-- begin Data entries --
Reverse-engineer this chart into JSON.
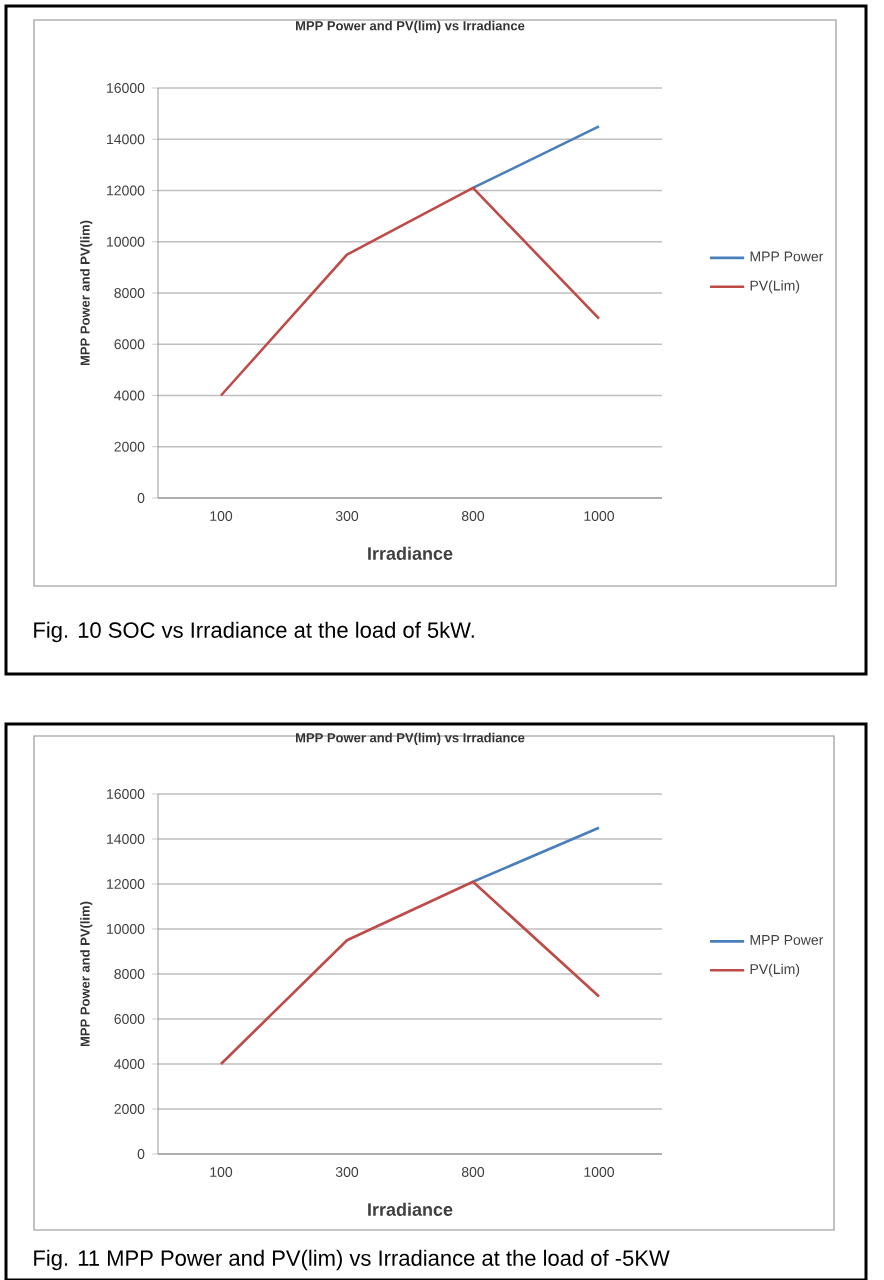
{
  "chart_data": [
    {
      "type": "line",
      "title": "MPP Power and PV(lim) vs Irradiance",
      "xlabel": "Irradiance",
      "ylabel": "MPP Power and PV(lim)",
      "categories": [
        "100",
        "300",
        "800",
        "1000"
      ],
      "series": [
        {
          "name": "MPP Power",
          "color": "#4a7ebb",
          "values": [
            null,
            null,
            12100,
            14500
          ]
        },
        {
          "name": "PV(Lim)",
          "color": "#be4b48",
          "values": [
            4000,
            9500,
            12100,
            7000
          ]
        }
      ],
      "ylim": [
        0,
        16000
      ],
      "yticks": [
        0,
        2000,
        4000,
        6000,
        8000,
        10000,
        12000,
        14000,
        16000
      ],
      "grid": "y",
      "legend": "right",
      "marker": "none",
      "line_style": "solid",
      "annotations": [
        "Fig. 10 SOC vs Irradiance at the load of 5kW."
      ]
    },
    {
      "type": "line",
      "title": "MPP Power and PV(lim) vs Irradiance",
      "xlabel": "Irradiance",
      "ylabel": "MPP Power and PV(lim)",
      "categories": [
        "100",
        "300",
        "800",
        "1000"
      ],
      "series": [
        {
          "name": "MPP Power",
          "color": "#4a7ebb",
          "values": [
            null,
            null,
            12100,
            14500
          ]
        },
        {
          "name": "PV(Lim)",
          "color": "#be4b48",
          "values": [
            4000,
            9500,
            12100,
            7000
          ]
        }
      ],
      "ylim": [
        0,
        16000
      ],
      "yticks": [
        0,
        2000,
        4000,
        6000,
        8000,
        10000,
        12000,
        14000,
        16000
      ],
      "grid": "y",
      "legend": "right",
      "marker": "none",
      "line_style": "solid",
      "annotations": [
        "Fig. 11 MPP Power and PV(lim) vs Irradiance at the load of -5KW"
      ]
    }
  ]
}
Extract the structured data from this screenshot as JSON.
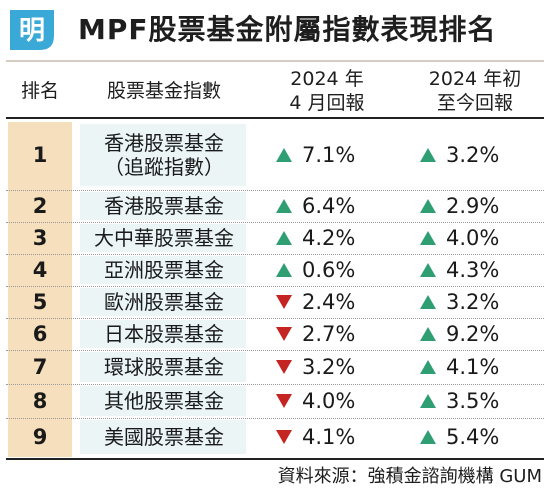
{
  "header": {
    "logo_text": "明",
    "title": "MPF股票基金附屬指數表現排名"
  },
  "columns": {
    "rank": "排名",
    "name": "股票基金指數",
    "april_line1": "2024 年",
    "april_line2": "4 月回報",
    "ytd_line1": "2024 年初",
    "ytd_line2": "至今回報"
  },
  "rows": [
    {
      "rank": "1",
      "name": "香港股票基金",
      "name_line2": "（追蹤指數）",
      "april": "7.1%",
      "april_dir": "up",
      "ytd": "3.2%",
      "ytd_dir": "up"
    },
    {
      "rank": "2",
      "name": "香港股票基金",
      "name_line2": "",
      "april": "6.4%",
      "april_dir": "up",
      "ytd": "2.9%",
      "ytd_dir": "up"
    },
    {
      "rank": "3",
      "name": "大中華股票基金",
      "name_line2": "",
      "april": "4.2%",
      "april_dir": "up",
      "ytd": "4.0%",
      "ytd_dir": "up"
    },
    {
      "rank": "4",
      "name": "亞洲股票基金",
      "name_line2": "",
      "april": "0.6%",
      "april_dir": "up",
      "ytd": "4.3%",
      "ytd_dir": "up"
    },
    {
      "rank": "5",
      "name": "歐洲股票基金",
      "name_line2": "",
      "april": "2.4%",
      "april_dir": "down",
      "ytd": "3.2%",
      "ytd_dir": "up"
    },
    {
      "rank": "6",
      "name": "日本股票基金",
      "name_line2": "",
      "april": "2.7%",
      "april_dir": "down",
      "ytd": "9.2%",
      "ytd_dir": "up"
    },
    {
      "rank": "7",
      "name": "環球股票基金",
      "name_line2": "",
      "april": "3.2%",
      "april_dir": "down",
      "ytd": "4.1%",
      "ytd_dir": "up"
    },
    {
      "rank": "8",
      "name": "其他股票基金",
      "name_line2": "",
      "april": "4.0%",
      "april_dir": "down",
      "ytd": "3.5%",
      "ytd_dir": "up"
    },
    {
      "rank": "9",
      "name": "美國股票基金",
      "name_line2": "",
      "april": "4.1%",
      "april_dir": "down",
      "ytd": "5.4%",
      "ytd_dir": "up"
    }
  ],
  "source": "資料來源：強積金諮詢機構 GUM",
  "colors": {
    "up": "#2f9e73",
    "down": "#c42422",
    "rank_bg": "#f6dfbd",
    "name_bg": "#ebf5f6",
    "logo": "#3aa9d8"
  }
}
-- end Data entries --
:: Set exercise ::
Your copy should hold every record word for word and none of the pictures.

:: Correct output ::
Reverse-engineer this chart into JSON.
{
  "chart_data": [
    {
      "type": "line",
      "title": "MPP Power and PV(lim) vs Irradiance",
      "xlabel": "Irradiance",
      "ylabel": "MPP Power and PV(lim)",
      "categories": [
        "100",
        "300",
        "800",
        "1000"
      ],
      "series": [
        {
          "name": "MPP Power",
          "color": "#4a7ebb",
          "values": [
            null,
            null,
            12100,
            14500
          ]
        },
        {
          "name": "PV(Lim)",
          "color": "#be4b48",
          "values": [
            4000,
            9500,
            12100,
            7000
          ]
        }
      ],
      "ylim": [
        0,
        16000
      ],
      "yticks": [
        0,
        2000,
        4000,
        6000,
        8000,
        10000,
        12000,
        14000,
        16000
      ],
      "grid": "y",
      "legend": "right",
      "marker": "none",
      "line_style": "solid",
      "annotations": [
        "Fig. 10 SOC vs Irradiance at the load of 5kW."
      ]
    },
    {
      "type": "line",
      "title": "MPP Power and PV(lim) vs Irradiance",
      "xlabel": "Irradiance",
      "ylabel": "MPP Power and PV(lim)",
      "categories": [
        "100",
        "300",
        "800",
        "1000"
      ],
      "series": [
        {
          "name": "MPP Power",
          "color": "#4a7ebb",
          "values": [
            null,
            null,
            12100,
            14500
          ]
        },
        {
          "name": "PV(Lim)",
          "color": "#be4b48",
          "values": [
            4000,
            9500,
            12100,
            7000
          ]
        }
      ],
      "ylim": [
        0,
        16000
      ],
      "yticks": [
        0,
        2000,
        4000,
        6000,
        8000,
        10000,
        12000,
        14000,
        16000
      ],
      "grid": "y",
      "legend": "right",
      "marker": "none",
      "line_style": "solid",
      "annotations": [
        "Fig. 11 MPP Power and PV(lim) vs Irradiance at the load of -5KW"
      ]
    }
  ]
}
Extract the structured data from this screenshot as JSON.
{
  "header": {
    "logo_text": "明",
    "title": "MPF股票基金附屬指數表現排名"
  },
  "columns": {
    "rank": "排名",
    "name": "股票基金指數",
    "april_line1": "2024 年",
    "april_line2": "4 月回報",
    "ytd_line1": "2024 年初",
    "ytd_line2": "至今回報"
  },
  "rows": [
    {
      "rank": "1",
      "name": "香港股票基金",
      "name_line2": "（追蹤指數）",
      "april": "7.1%",
      "april_dir": "up",
      "ytd": "3.2%",
      "ytd_dir": "up"
    },
    {
      "rank": "2",
      "name": "香港股票基金",
      "name_line2": "",
      "april": "6.4%",
      "april_dir": "up",
      "ytd": "2.9%",
      "ytd_dir": "up"
    },
    {
      "rank": "3",
      "name": "大中華股票基金",
      "name_line2": "",
      "april": "4.2%",
      "april_dir": "up",
      "ytd": "4.0%",
      "ytd_dir": "up"
    },
    {
      "rank": "4",
      "name": "亞洲股票基金",
      "name_line2": "",
      "april": "0.6%",
      "april_dir": "up",
      "ytd": "4.3%",
      "ytd_dir": "up"
    },
    {
      "rank": "5",
      "name": "歐洲股票基金",
      "name_line2": "",
      "april": "2.4%",
      "april_dir": "down",
      "ytd": "3.2%",
      "ytd_dir": "up"
    },
    {
      "rank": "6",
      "name": "日本股票基金",
      "name_line2": "",
      "april": "2.7%",
      "april_dir": "down",
      "ytd": "9.2%",
      "ytd_dir": "up"
    },
    {
      "rank": "7",
      "name": "環球股票基金",
      "name_line2": "",
      "april": "3.2%",
      "april_dir": "down",
      "ytd": "4.1%",
      "ytd_dir": "up"
    },
    {
      "rank": "8",
      "name": "其他股票基金",
      "name_line2": "",
      "april": "4.0%",
      "april_dir": "down",
      "ytd": "3.5%",
      "ytd_dir": "up"
    },
    {
      "rank": "9",
      "name": "美國股票基金",
      "name_line2": "",
      "april": "4.1%",
      "april_dir": "down",
      "ytd": "5.4%",
      "ytd_dir": "up"
    }
  ],
  "source": "資料來源：強積金諮詢機構 GUM",
  "colors": {
    "up": "#2f9e73",
    "down": "#c42422",
    "rank_bg": "#f6dfbd",
    "name_bg": "#ebf5f6",
    "logo": "#3aa9d8"
  }
}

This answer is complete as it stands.